Saved data entries:
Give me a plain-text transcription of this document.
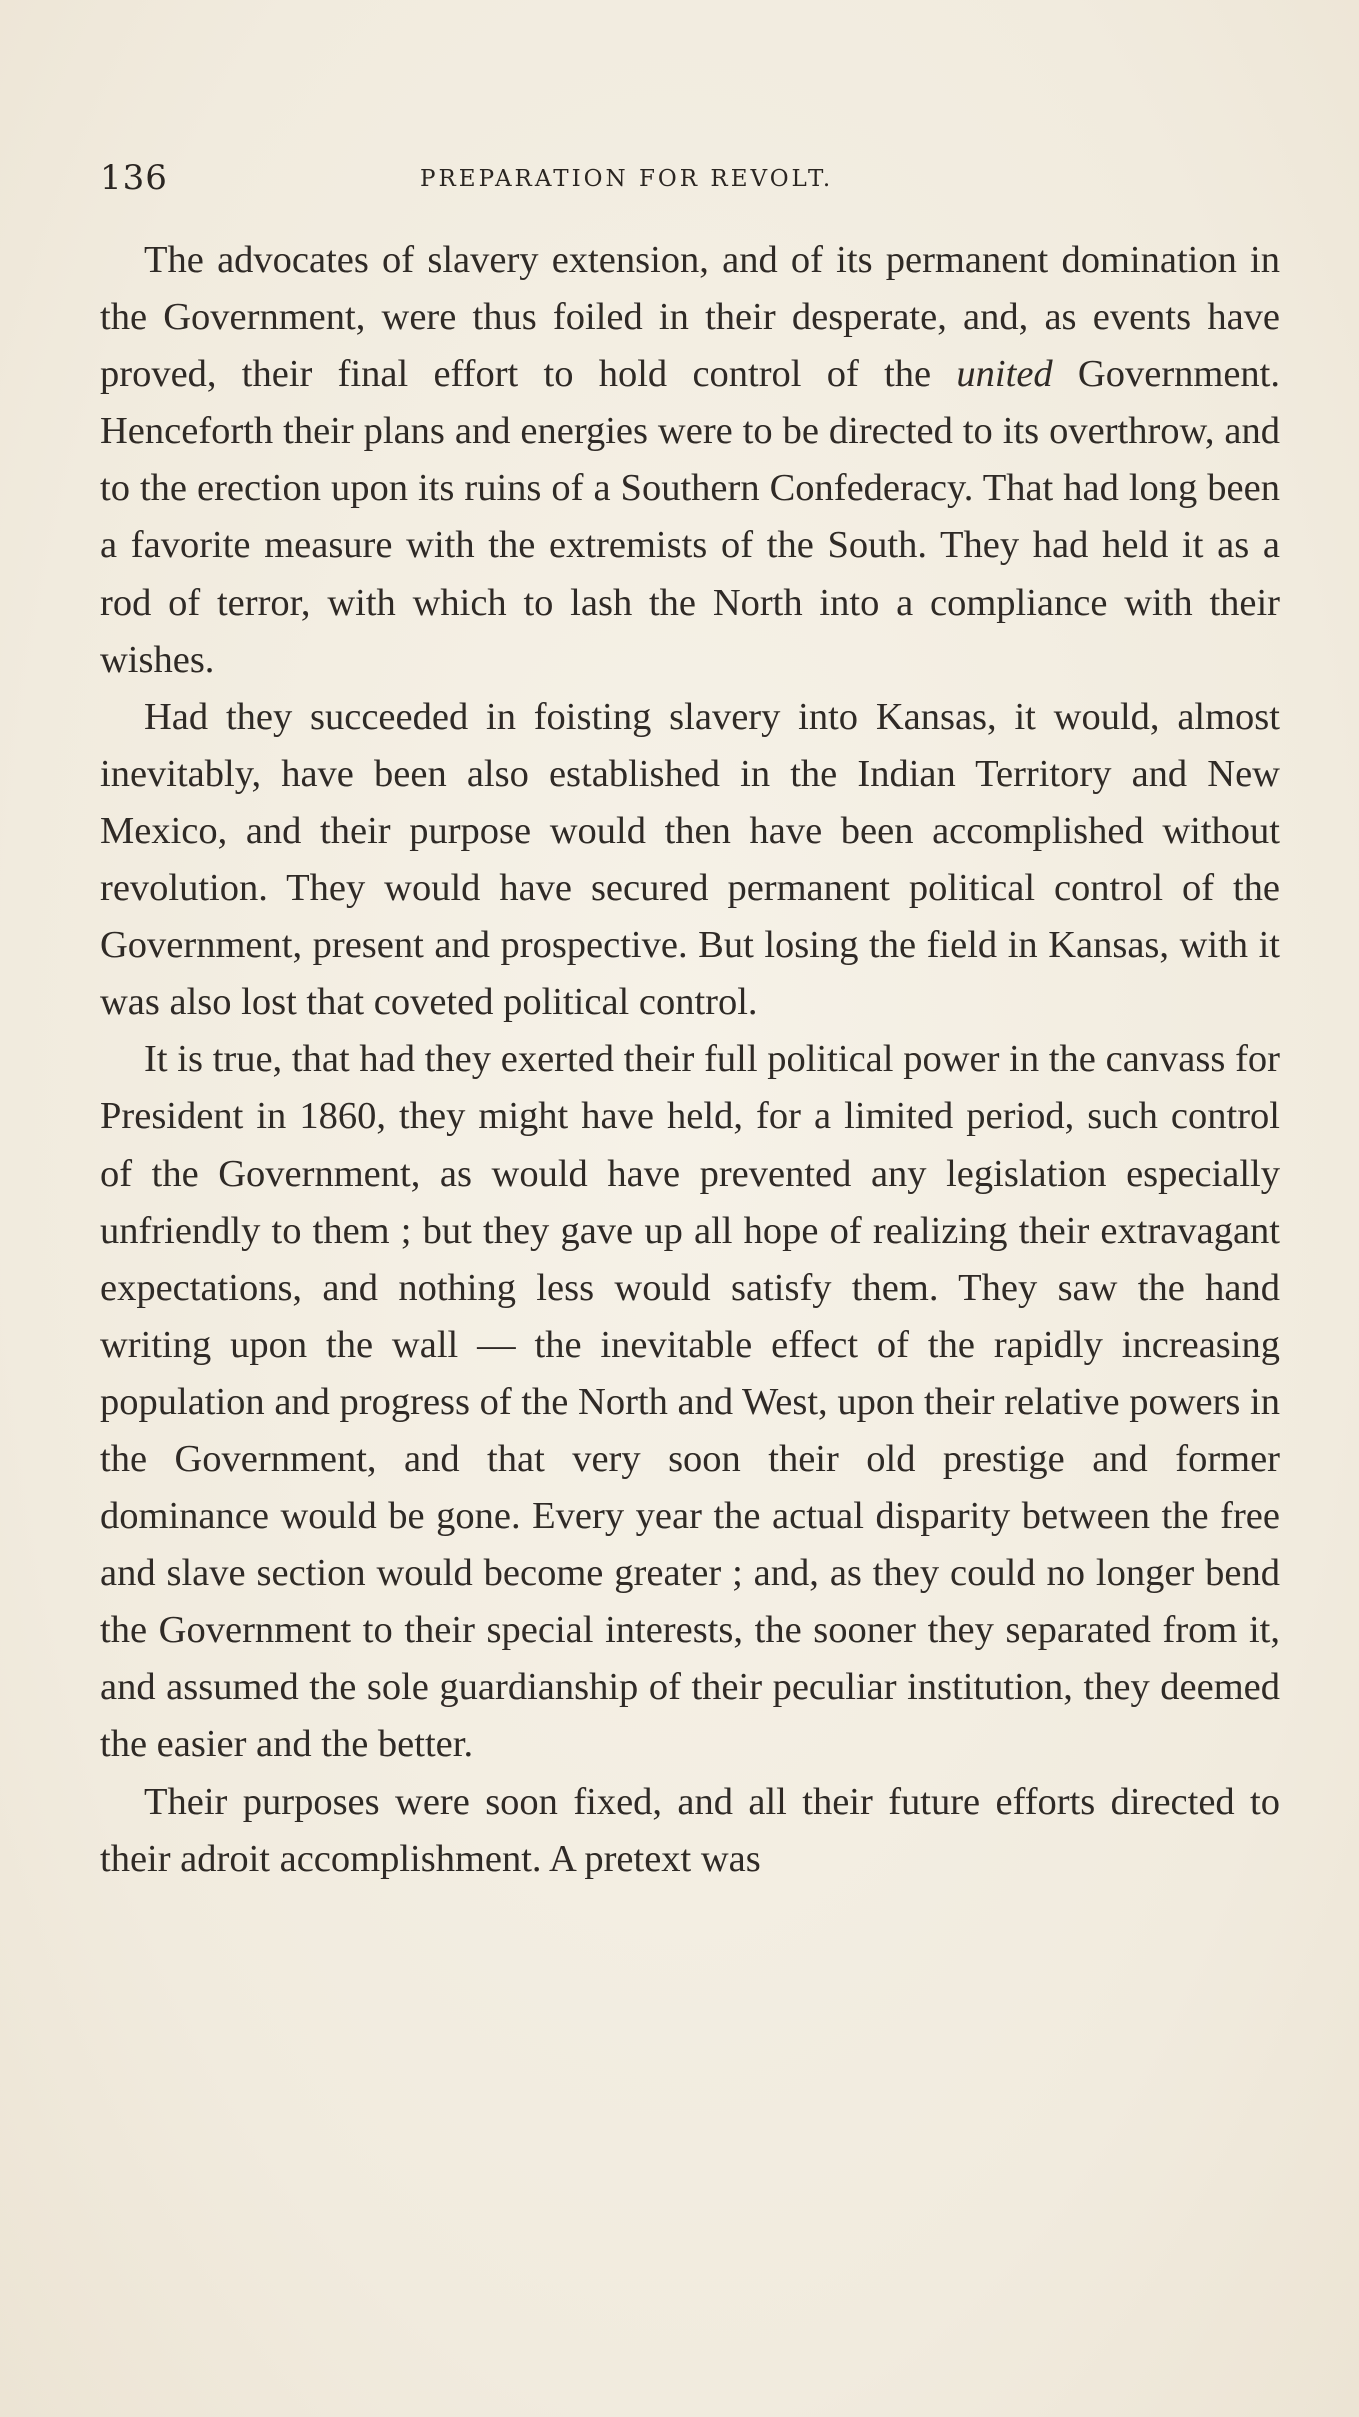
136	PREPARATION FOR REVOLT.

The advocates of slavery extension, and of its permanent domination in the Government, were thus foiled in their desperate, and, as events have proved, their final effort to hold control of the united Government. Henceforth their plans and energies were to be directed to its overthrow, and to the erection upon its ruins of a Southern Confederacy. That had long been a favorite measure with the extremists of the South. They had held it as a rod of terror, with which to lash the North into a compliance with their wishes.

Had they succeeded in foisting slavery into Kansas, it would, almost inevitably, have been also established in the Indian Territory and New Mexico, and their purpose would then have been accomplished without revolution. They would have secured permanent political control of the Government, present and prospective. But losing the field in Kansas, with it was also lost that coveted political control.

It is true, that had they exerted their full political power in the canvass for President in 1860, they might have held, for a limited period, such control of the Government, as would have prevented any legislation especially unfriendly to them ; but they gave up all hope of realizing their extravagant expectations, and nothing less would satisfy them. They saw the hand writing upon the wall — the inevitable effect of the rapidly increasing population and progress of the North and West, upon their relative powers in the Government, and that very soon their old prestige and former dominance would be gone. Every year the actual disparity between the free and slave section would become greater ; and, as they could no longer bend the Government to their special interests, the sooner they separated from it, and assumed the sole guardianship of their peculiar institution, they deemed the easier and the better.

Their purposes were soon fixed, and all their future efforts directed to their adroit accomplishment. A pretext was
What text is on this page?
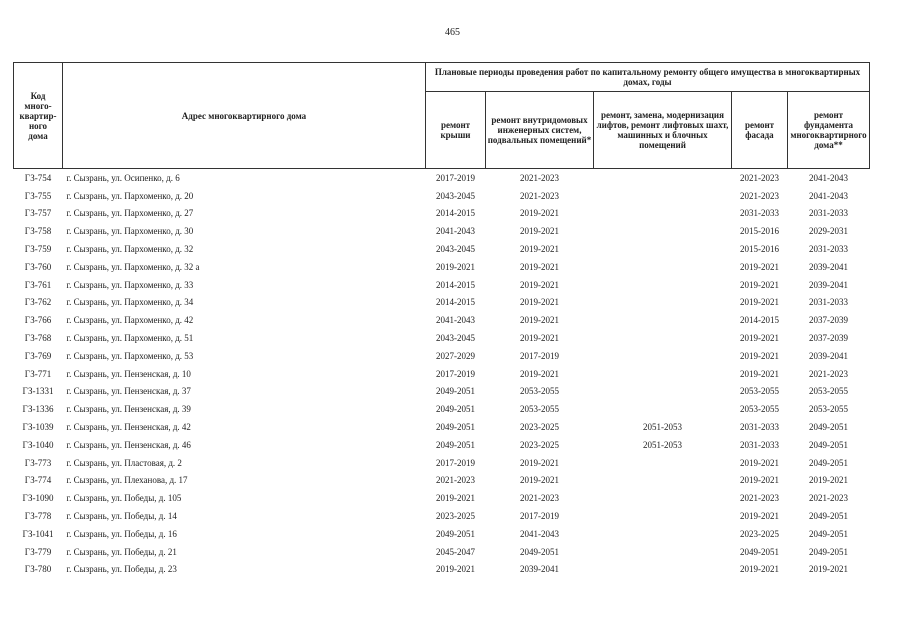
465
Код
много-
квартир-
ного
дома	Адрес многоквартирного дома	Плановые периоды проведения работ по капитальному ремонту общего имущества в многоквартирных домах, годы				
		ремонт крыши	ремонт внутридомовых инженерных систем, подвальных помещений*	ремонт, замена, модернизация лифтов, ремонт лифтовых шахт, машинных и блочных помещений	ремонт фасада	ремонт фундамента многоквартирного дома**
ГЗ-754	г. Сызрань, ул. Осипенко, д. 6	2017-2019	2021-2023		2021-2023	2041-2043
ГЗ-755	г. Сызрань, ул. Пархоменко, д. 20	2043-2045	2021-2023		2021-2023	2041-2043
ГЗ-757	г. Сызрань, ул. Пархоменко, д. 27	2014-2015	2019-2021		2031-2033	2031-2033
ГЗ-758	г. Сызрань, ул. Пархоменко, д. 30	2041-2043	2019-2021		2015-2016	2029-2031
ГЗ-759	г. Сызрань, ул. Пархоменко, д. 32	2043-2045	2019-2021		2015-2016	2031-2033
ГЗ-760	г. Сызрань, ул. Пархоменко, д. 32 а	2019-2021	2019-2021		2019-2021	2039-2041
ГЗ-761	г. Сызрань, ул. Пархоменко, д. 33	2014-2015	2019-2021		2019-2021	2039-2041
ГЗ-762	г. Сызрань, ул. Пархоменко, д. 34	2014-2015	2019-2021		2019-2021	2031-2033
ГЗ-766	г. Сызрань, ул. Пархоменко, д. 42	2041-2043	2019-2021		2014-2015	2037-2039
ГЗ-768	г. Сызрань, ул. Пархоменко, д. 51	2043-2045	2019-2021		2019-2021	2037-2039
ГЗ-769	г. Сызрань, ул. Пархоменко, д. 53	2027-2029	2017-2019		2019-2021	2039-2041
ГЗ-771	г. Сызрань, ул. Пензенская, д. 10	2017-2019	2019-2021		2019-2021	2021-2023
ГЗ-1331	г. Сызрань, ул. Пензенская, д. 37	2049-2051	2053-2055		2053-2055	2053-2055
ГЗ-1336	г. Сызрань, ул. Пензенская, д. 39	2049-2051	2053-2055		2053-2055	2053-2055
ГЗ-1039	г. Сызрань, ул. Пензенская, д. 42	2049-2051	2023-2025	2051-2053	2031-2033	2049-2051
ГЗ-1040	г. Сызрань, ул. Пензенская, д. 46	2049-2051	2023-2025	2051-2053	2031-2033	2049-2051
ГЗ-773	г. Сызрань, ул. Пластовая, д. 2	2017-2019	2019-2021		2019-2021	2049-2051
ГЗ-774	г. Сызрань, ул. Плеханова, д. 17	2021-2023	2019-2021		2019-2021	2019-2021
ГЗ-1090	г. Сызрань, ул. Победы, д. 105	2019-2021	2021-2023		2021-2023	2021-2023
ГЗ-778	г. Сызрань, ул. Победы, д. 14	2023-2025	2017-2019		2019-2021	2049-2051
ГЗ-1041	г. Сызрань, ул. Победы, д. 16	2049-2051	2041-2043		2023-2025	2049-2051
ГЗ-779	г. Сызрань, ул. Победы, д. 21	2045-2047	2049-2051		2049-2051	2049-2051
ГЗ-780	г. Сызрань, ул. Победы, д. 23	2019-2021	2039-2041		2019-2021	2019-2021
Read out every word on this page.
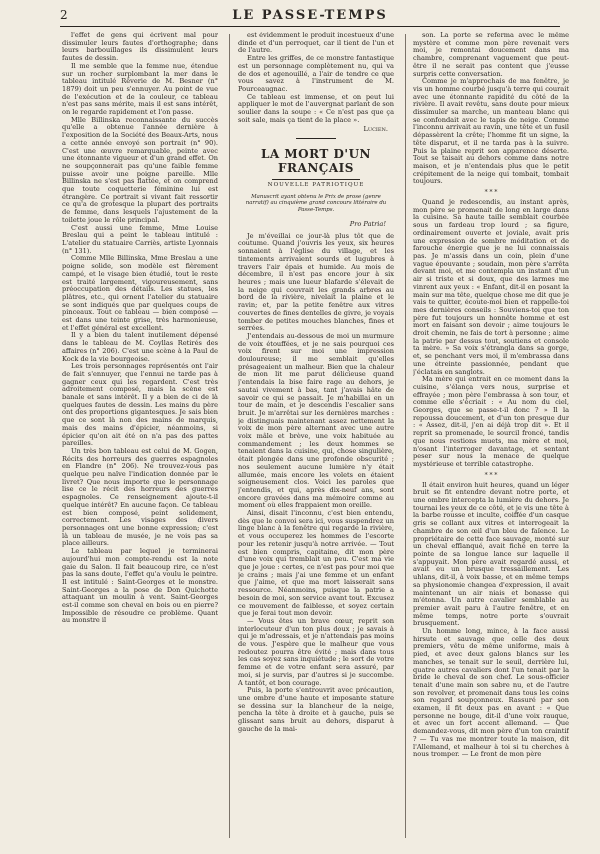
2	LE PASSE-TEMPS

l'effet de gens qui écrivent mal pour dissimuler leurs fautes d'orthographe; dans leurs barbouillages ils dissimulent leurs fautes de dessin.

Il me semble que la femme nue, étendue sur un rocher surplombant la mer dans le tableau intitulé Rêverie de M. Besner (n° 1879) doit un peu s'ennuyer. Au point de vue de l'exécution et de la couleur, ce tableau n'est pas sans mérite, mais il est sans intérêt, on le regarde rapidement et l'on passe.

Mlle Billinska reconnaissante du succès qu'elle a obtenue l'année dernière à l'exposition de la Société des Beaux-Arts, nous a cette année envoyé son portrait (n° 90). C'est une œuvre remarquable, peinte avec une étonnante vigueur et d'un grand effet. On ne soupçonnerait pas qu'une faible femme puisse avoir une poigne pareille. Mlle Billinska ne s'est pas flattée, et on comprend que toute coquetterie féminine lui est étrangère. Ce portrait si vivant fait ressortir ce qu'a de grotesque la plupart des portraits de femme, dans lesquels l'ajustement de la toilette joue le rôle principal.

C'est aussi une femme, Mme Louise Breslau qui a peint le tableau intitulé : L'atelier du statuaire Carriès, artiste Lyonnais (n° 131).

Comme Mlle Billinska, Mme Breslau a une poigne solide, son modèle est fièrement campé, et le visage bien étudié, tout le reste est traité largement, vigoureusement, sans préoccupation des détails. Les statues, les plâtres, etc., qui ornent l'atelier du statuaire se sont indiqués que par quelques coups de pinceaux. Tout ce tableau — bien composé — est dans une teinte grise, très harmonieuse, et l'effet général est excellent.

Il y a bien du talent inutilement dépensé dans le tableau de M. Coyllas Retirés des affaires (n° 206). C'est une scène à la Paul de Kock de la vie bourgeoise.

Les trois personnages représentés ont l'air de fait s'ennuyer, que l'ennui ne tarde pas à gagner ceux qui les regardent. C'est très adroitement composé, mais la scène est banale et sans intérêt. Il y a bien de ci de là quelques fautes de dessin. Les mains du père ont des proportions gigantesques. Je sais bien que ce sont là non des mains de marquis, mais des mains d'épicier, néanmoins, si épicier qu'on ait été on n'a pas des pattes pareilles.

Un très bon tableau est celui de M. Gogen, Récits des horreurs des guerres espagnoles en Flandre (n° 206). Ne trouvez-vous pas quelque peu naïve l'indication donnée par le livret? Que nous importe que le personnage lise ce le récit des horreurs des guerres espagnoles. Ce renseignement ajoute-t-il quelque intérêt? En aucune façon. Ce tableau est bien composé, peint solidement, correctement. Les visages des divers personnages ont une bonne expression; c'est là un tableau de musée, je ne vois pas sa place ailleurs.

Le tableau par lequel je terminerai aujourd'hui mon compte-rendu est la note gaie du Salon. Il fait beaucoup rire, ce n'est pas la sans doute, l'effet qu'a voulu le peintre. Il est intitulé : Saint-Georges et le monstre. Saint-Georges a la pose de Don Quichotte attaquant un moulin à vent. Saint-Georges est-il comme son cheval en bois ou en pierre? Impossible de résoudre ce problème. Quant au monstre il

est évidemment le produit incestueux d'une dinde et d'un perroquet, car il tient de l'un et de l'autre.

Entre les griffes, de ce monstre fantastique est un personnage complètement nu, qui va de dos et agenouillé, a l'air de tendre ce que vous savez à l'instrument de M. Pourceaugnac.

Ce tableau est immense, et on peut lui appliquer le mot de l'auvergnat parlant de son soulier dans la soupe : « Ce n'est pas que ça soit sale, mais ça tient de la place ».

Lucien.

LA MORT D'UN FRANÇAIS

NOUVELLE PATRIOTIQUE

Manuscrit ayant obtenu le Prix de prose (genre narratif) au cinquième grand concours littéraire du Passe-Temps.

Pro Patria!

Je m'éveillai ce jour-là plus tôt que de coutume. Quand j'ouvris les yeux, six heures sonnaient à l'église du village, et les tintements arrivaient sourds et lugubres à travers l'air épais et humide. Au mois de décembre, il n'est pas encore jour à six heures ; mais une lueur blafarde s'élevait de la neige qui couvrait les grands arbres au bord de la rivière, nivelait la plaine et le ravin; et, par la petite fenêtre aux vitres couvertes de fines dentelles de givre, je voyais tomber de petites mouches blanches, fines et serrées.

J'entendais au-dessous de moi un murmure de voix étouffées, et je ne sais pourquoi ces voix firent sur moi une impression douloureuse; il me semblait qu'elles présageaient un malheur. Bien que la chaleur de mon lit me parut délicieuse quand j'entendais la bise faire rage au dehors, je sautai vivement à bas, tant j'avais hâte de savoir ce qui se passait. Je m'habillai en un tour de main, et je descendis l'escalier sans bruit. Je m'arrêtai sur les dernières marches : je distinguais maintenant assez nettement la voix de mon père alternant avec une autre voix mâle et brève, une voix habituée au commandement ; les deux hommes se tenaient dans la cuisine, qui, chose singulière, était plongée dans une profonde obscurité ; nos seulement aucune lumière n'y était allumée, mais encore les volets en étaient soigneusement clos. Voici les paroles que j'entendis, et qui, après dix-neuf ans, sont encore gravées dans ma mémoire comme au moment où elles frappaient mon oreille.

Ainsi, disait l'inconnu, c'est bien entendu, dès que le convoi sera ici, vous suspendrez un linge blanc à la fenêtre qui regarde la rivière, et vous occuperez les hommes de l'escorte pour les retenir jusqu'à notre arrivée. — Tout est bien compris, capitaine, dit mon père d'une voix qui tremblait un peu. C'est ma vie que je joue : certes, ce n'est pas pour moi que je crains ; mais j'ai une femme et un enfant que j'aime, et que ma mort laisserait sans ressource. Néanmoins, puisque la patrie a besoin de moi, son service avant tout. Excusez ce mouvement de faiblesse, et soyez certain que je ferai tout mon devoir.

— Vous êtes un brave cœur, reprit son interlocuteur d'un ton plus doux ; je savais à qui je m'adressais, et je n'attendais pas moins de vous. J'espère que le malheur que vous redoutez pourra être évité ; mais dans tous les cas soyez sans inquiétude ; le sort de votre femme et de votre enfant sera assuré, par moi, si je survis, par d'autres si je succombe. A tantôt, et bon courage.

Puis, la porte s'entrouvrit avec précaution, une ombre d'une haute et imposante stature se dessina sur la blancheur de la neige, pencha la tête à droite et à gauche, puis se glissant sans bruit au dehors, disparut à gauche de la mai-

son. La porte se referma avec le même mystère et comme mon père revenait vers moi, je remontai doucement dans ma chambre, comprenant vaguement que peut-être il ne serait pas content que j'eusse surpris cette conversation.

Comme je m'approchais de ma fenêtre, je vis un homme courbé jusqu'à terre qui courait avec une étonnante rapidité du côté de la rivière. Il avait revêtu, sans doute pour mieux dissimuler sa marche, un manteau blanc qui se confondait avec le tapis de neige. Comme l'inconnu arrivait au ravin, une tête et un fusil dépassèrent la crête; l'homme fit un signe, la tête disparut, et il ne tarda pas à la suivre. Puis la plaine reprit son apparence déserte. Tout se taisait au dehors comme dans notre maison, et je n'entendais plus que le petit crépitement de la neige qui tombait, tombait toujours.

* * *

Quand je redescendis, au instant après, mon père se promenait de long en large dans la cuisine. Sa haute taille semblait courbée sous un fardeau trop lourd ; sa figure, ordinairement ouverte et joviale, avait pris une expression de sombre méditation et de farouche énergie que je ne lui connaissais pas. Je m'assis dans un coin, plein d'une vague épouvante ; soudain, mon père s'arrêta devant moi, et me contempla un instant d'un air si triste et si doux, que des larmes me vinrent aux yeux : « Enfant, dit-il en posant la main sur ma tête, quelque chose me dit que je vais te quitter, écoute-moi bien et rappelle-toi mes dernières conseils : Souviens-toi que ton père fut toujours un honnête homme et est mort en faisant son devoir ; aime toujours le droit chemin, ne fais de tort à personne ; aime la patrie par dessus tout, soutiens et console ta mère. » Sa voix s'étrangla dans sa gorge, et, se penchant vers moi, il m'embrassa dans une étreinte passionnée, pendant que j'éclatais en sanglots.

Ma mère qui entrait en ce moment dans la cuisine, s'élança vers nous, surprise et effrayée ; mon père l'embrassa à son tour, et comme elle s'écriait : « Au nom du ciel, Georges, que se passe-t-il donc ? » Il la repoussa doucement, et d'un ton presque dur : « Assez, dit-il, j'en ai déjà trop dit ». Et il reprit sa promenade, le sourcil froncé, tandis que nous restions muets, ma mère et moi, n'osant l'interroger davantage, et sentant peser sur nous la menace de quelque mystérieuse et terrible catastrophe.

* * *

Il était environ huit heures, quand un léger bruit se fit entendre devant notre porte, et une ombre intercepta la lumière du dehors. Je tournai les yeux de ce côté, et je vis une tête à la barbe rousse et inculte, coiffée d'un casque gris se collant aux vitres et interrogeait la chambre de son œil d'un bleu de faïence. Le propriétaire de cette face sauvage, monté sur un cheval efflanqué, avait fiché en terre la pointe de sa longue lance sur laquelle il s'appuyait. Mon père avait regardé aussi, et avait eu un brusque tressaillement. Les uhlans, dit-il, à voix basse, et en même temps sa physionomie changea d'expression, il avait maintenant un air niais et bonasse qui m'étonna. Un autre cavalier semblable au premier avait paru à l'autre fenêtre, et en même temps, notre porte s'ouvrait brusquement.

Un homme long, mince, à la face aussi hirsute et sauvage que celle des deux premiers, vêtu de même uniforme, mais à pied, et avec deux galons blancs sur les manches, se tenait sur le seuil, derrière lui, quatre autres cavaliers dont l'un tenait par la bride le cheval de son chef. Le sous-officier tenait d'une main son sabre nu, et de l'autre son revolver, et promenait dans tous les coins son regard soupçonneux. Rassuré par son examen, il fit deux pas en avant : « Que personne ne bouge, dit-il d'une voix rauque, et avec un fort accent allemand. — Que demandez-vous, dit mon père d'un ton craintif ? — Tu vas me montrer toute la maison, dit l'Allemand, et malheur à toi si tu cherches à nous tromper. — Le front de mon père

(Problem statement) Copy down every line of the entries containing the word "this".

(Output of the exercise)
Give me a plain-text transcription of this document.
What text is on this page?
Read out every word on this page.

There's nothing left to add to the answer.